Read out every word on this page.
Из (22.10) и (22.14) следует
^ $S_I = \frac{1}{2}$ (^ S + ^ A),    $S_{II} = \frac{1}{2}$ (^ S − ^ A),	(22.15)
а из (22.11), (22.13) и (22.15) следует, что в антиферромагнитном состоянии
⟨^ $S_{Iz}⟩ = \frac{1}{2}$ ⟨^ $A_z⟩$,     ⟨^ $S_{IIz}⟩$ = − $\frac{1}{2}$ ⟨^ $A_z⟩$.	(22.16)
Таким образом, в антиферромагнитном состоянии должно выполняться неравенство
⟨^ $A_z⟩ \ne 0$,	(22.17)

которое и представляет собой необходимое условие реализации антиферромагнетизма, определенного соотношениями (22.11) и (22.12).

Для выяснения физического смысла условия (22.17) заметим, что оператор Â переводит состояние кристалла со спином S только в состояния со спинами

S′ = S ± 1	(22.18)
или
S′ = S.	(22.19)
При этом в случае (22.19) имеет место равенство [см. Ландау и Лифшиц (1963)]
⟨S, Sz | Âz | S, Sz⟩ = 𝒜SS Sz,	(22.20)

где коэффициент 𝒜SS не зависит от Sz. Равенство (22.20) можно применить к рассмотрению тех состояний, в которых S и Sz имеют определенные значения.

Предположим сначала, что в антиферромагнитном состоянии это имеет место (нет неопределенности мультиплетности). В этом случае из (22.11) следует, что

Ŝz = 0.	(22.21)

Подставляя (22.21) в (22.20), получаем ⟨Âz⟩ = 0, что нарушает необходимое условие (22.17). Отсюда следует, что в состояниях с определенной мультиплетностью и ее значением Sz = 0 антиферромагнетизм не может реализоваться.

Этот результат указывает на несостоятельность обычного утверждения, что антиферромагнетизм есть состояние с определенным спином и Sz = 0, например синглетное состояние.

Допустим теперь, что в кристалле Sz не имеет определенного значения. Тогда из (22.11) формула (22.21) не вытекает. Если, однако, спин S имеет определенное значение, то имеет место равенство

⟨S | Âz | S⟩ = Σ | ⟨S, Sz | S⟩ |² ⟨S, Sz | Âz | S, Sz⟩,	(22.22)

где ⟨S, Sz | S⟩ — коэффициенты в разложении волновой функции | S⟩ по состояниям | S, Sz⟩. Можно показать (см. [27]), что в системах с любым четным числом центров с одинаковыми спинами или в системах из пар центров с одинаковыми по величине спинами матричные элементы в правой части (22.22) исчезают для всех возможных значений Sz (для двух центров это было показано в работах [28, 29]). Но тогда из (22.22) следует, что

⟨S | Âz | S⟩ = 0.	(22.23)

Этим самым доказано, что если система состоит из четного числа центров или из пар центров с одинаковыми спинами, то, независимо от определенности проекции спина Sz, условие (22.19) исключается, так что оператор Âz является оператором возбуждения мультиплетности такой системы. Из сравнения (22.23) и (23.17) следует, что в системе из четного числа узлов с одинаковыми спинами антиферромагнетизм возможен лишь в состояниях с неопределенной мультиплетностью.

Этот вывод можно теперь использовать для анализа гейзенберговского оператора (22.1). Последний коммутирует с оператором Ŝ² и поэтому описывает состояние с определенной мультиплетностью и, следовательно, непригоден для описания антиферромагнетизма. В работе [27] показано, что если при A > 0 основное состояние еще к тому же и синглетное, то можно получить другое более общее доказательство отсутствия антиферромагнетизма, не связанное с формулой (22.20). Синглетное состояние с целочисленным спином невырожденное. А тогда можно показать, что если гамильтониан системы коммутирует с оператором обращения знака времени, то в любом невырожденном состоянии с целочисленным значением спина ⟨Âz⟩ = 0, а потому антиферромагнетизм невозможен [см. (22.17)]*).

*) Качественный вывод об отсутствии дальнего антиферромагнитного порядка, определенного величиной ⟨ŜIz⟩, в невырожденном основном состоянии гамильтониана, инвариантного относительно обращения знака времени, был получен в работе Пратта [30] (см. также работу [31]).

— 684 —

**DIRECTIONS**
Work out how many lines of the data hold the string "значения". Reply with that number alone.

**SOLVED PROBLEM**
2